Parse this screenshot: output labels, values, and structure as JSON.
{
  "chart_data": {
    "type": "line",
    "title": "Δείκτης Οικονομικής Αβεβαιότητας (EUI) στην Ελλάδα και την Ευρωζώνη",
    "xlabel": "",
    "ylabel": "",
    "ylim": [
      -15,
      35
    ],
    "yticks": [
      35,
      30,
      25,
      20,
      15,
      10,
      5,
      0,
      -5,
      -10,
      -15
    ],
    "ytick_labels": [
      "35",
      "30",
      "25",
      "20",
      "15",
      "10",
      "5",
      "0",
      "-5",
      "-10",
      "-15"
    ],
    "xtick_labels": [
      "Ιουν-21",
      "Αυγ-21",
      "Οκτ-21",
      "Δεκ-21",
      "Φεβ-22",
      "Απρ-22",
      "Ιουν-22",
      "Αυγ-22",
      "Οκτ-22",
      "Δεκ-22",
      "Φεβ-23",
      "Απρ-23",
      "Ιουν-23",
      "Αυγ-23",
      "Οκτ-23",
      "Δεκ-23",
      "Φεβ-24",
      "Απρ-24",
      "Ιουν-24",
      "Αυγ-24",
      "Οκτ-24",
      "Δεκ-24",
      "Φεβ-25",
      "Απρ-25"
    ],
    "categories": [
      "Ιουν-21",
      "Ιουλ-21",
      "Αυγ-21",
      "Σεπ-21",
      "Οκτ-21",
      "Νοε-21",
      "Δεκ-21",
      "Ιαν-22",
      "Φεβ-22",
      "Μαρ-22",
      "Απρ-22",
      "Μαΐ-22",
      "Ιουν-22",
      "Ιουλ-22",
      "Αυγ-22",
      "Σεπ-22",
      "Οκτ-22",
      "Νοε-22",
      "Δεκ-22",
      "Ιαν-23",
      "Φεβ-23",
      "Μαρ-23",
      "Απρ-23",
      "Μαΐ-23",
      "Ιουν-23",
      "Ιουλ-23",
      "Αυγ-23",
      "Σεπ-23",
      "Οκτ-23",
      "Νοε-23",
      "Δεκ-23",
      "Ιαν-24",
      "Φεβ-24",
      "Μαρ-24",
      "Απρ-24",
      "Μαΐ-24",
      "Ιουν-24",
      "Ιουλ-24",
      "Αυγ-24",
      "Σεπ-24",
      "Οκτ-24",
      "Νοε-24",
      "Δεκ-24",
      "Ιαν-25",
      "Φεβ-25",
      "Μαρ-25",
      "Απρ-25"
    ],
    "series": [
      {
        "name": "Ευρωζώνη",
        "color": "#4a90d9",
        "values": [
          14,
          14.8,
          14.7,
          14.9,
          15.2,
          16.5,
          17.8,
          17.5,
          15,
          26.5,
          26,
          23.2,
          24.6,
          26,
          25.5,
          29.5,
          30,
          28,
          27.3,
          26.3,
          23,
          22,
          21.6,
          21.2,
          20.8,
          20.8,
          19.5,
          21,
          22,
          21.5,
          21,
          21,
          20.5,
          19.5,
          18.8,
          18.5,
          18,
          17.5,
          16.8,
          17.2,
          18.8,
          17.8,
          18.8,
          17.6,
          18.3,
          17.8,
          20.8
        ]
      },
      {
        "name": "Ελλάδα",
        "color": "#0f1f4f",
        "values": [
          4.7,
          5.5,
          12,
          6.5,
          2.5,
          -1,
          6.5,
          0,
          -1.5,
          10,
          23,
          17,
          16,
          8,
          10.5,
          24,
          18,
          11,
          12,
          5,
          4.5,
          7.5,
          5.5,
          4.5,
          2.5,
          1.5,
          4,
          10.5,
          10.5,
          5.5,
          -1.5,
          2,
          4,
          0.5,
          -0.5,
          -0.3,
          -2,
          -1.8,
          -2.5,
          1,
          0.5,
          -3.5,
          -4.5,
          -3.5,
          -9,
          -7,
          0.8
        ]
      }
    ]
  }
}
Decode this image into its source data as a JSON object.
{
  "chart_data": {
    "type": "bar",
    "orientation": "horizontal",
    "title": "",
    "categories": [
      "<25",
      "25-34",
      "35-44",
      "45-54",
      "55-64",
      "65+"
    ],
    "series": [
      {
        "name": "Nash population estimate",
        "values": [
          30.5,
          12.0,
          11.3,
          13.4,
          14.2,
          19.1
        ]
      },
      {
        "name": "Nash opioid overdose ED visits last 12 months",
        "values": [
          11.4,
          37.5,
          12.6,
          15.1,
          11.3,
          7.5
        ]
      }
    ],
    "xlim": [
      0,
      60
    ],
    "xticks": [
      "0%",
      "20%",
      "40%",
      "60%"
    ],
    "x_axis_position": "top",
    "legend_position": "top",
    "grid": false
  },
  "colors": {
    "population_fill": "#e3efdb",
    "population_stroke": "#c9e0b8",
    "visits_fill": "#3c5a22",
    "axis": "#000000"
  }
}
*****
**INSTRUCTION:** How many lines of these entries contain the string "Ευρωζώνη"? Reply with the number alone.

**ANSWER FOR THE TASK:** 2